(Records excerpted from a collection)
************
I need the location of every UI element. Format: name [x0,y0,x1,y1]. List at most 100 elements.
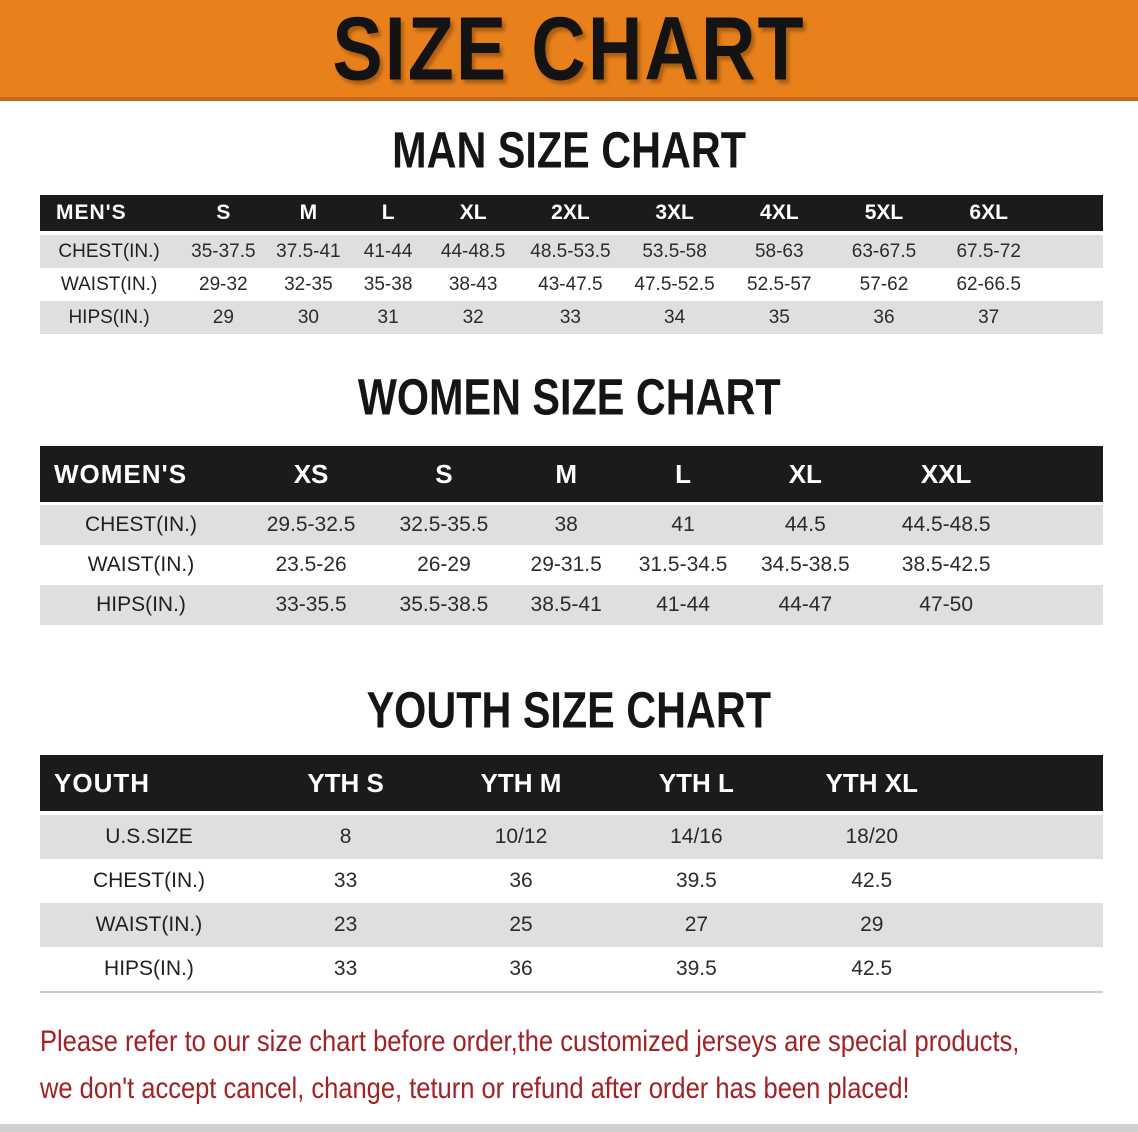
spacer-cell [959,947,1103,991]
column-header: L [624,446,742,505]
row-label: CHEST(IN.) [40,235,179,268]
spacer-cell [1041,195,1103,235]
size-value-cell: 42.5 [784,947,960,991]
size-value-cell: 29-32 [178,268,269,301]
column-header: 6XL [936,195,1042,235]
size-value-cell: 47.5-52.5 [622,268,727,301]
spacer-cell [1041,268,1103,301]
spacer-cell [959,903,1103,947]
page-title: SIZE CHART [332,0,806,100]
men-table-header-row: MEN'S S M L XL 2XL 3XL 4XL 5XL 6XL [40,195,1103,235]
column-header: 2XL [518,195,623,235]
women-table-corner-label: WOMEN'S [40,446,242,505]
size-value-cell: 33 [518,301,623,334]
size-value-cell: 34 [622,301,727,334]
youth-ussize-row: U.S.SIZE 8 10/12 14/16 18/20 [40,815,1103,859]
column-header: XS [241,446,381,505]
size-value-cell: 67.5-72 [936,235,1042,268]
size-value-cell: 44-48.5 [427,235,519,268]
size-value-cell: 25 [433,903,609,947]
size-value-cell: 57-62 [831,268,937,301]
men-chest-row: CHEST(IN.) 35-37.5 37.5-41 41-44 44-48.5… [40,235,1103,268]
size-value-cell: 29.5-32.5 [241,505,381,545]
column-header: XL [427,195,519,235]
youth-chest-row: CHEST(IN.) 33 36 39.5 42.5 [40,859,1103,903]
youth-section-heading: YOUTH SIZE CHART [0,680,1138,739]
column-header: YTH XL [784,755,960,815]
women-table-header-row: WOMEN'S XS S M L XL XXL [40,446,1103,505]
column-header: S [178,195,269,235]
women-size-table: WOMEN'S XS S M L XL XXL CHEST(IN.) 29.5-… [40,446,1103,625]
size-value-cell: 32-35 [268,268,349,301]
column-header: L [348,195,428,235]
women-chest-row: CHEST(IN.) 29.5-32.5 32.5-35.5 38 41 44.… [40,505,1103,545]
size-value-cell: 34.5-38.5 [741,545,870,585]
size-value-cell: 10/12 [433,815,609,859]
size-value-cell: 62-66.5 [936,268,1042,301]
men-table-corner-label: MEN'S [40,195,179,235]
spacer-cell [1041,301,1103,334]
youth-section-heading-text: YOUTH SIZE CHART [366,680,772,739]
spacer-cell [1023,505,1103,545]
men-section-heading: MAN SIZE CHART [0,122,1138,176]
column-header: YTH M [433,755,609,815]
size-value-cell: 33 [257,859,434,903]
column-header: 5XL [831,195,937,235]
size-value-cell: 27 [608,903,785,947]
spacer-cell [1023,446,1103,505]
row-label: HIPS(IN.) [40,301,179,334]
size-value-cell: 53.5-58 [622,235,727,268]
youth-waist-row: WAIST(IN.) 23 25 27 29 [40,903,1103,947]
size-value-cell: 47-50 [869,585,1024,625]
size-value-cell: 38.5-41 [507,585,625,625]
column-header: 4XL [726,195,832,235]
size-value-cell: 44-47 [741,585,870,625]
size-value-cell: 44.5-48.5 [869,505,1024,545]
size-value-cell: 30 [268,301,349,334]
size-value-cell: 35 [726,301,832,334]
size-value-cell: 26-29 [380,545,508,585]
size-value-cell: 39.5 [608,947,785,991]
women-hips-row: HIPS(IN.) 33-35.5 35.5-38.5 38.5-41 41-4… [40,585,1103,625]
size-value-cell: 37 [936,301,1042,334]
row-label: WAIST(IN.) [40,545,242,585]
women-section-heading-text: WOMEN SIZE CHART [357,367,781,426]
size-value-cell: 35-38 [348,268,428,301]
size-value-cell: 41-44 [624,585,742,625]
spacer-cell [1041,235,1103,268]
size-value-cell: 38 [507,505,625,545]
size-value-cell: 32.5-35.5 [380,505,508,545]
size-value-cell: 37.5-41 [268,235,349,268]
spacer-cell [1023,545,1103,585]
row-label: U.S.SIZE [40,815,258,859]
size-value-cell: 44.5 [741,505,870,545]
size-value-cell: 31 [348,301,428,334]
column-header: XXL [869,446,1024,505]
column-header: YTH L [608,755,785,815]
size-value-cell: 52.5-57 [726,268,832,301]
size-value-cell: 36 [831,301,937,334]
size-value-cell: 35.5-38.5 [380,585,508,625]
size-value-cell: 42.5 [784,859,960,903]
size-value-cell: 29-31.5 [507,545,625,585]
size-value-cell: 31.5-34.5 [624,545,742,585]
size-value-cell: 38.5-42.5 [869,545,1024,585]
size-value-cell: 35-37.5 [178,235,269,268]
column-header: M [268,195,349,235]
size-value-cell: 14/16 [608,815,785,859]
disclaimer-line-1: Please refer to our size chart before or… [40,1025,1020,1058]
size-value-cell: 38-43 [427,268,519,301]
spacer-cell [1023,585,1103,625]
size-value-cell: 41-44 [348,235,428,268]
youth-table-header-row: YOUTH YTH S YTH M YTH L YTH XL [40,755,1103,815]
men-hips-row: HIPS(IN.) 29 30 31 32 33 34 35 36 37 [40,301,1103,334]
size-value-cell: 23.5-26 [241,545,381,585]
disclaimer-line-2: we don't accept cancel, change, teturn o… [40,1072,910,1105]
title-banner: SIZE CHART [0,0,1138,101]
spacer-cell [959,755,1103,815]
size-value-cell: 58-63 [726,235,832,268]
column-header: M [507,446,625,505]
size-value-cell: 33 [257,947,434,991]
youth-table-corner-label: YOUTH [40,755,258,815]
************
- [WHAT YOU WILL DO]
Please copy every line of the data above word for word, leaving out the pictures.

- [REPLY TO THE TASK]
I need the location of every UI element. Format: name [x0,y0,x1,y1]. List at most 100 elements.
spacer-cell [959,947,1103,991]
column-header: L [624,446,742,505]
row-label: CHEST(IN.) [40,235,179,268]
spacer-cell [1041,195,1103,235]
size-value-cell: 42.5 [784,947,960,991]
size-value-cell: 29-32 [178,268,269,301]
column-header: 6XL [936,195,1042,235]
size-value-cell: 47.5-52.5 [622,268,727,301]
spacer-cell [1041,268,1103,301]
spacer-cell [959,903,1103,947]
page-title: SIZE CHART [332,0,806,100]
men-table-header-row: MEN'S S M L XL 2XL 3XL 4XL 5XL 6XL [40,195,1103,235]
column-header: 2XL [518,195,623,235]
women-table-corner-label: WOMEN'S [40,446,242,505]
size-value-cell: 33 [518,301,623,334]
size-value-cell: 34 [622,301,727,334]
youth-ussize-row: U.S.SIZE 8 10/12 14/16 18/20 [40,815,1103,859]
column-header: XS [241,446,381,505]
size-value-cell: 67.5-72 [936,235,1042,268]
size-value-cell: 44-48.5 [427,235,519,268]
size-value-cell: 25 [433,903,609,947]
size-value-cell: 57-62 [831,268,937,301]
men-chest-row: CHEST(IN.) 35-37.5 37.5-41 41-44 44-48.5… [40,235,1103,268]
size-value-cell: 29.5-32.5 [241,505,381,545]
column-header: XL [427,195,519,235]
youth-chest-row: CHEST(IN.) 33 36 39.5 42.5 [40,859,1103,903]
youth-section-heading: YOUTH SIZE CHART [0,680,1138,739]
column-header: YTH XL [784,755,960,815]
women-table-header-row: WOMEN'S XS S M L XL XXL [40,446,1103,505]
column-header: S [178,195,269,235]
women-size-table: WOMEN'S XS S M L XL XXL CHEST(IN.) 29.5-… [40,446,1103,625]
size-value-cell: 32-35 [268,268,349,301]
column-header: L [348,195,428,235]
women-chest-row: CHEST(IN.) 29.5-32.5 32.5-35.5 38 41 44.… [40,505,1103,545]
size-value-cell: 34.5-38.5 [741,545,870,585]
size-value-cell: 10/12 [433,815,609,859]
size-value-cell: 62-66.5 [936,268,1042,301]
men-table-corner-label: MEN'S [40,195,179,235]
spacer-cell [1041,301,1103,334]
youth-section-heading-text: YOUTH SIZE CHART [366,680,772,739]
spacer-cell [1023,505,1103,545]
men-section-heading: MAN SIZE CHART [0,122,1138,176]
column-header: YTH M [433,755,609,815]
size-value-cell: 33 [257,859,434,903]
column-header: 5XL [831,195,937,235]
size-value-cell: 27 [608,903,785,947]
spacer-cell [1023,446,1103,505]
row-label: HIPS(IN.) [40,301,179,334]
size-value-cell: 53.5-58 [622,235,727,268]
youth-waist-row: WAIST(IN.) 23 25 27 29 [40,903,1103,947]
size-value-cell: 47-50 [869,585,1024,625]
size-value-cell: 38.5-41 [507,585,625,625]
column-header: 4XL [726,195,832,235]
size-value-cell: 44-47 [741,585,870,625]
size-value-cell: 44.5-48.5 [869,505,1024,545]
size-value-cell: 30 [268,301,349,334]
size-value-cell: 35 [726,301,832,334]
size-value-cell: 26-29 [380,545,508,585]
size-value-cell: 39.5 [608,947,785,991]
women-hips-row: HIPS(IN.) 33-35.5 35.5-38.5 38.5-41 41-4… [40,585,1103,625]
size-value-cell: 37 [936,301,1042,334]
row-label: WAIST(IN.) [40,545,242,585]
women-section-heading-text: WOMEN SIZE CHART [357,367,781,426]
size-value-cell: 35-38 [348,268,428,301]
size-value-cell: 41-44 [624,585,742,625]
spacer-cell [1041,235,1103,268]
size-value-cell: 38 [507,505,625,545]
size-value-cell: 32.5-35.5 [380,505,508,545]
size-value-cell: 37.5-41 [268,235,349,268]
spacer-cell [1023,545,1103,585]
row-label: U.S.SIZE [40,815,258,859]
size-value-cell: 44.5 [741,505,870,545]
size-value-cell: 31 [348,301,428,334]
column-header: XXL [869,446,1024,505]
column-header: YTH L [608,755,785,815]
size-value-cell: 52.5-57 [726,268,832,301]
size-value-cell: 36 [831,301,937,334]
size-value-cell: 35.5-38.5 [380,585,508,625]
size-value-cell: 42.5 [784,859,960,903]
size-value-cell: 29-31.5 [507,545,625,585]
size-value-cell: 31.5-34.5 [624,545,742,585]
size-value-cell: 38.5-42.5 [869,545,1024,585]
size-value-cell: 35-37.5 [178,235,269,268]
column-header: M [268,195,349,235]
size-value-cell: 14/16 [608,815,785,859]
disclaimer-line-1: Please refer to our size chart before or… [40,1025,1020,1058]
size-value-cell: 38-43 [427,268,519,301]
spacer-cell [1023,585,1103,625]
size-value-cell: 41-44 [348,235,428,268]
youth-table-header-row: YOUTH YTH S YTH M YTH L YTH XL [40,755,1103,815]
men-hips-row: HIPS(IN.) 29 30 31 32 33 34 35 36 37 [40,301,1103,334]
size-value-cell: 23.5-26 [241,545,381,585]
disclaimer-line-2: we don't accept cancel, change, teturn o… [40,1072,910,1105]
title-banner: SIZE CHART [0,0,1138,101]
spacer-cell [959,755,1103,815]
size-value-cell: 58-63 [726,235,832,268]
column-header: M [507,446,625,505]
size-value-cell: 33 [257,947,434,991]
youth-table-corner-label: YOUTH [40,755,258,815]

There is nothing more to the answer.